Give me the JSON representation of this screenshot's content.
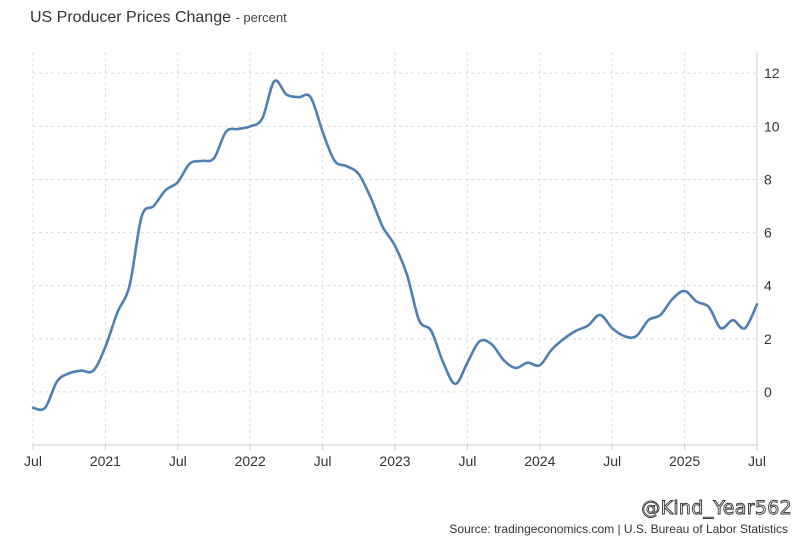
{
  "title": "US Producer Prices Change",
  "title_suffix": "- percent",
  "watermark": "@Kind_Year562",
  "source": "Source: tradingeconomics.com | U.S. Bureau of Labor Statistics",
  "colors": {
    "line": "#4f7fb3",
    "grid": "#dddddd",
    "axis": "#cccccc",
    "text": "#333333"
  },
  "chart_data": {
    "type": "line",
    "title": "US Producer Prices Change",
    "subtitle": "- percent",
    "xlabel": "",
    "ylabel": "",
    "ylim": [
      -2,
      12.8
    ],
    "yticks": [
      0,
      2,
      4,
      6,
      8,
      10,
      12
    ],
    "grid": true,
    "x_ticks": [
      {
        "label": "Jul",
        "x": "2020-07"
      },
      {
        "label": "2021",
        "x": "2021-01"
      },
      {
        "label": "Jul",
        "x": "2021-07"
      },
      {
        "label": "2022",
        "x": "2022-01"
      },
      {
        "label": "Jul",
        "x": "2022-07"
      },
      {
        "label": "2023",
        "x": "2023-01"
      },
      {
        "label": "Jul",
        "x": "2023-07"
      },
      {
        "label": "2024",
        "x": "2024-01"
      },
      {
        "label": "Jul",
        "x": "2024-07"
      },
      {
        "label": "2025",
        "x": "2025-01"
      },
      {
        "label": "Jul",
        "x": "2025-07"
      }
    ],
    "series": [
      {
        "x": [
          "2020-07",
          "2020-08",
          "2020-09",
          "2020-10",
          "2020-11",
          "2020-12",
          "2021-01",
          "2021-02",
          "2021-03",
          "2021-04",
          "2021-05",
          "2021-06",
          "2021-07",
          "2021-08",
          "2021-09",
          "2021-10",
          "2021-11",
          "2021-12",
          "2022-01",
          "2022-02",
          "2022-03",
          "2022-04",
          "2022-05",
          "2022-06",
          "2022-07",
          "2022-08",
          "2022-09",
          "2022-10",
          "2022-11",
          "2022-12",
          "2023-01",
          "2023-02",
          "2023-03",
          "2023-04",
          "2023-05",
          "2023-06",
          "2023-07",
          "2023-08",
          "2023-09",
          "2023-10",
          "2023-11",
          "2023-12",
          "2024-01",
          "2024-02",
          "2024-03",
          "2024-04",
          "2024-05",
          "2024-06",
          "2024-07",
          "2024-08",
          "2024-09",
          "2024-10",
          "2024-11",
          "2024-12",
          "2025-01",
          "2025-02",
          "2025-03",
          "2025-04",
          "2025-05",
          "2025-06",
          "2025-07"
        ],
        "values": [
          -0.6,
          -0.6,
          0.4,
          0.7,
          0.8,
          0.8,
          1.7,
          3.0,
          4.0,
          6.6,
          7.0,
          7.6,
          7.9,
          8.6,
          8.7,
          8.8,
          9.8,
          9.9,
          10.0,
          10.3,
          11.7,
          11.2,
          11.1,
          11.1,
          9.8,
          8.7,
          8.5,
          8.2,
          7.3,
          6.2,
          5.5,
          4.4,
          2.7,
          2.3,
          1.1,
          0.3,
          1.1,
          1.9,
          1.8,
          1.2,
          0.9,
          1.1,
          1.0,
          1.6,
          2.0,
          2.3,
          2.5,
          2.9,
          2.4,
          2.1,
          2.1,
          2.7,
          2.9,
          3.5,
          3.8,
          3.4,
          3.2,
          2.4,
          2.7,
          2.4,
          3.3
        ]
      }
    ]
  }
}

____________

In the entries above, identify every line with the word "Producer". Copy those lines.

  "title": "US Producer Prices Change",
    "title": "US Producer Prices Change",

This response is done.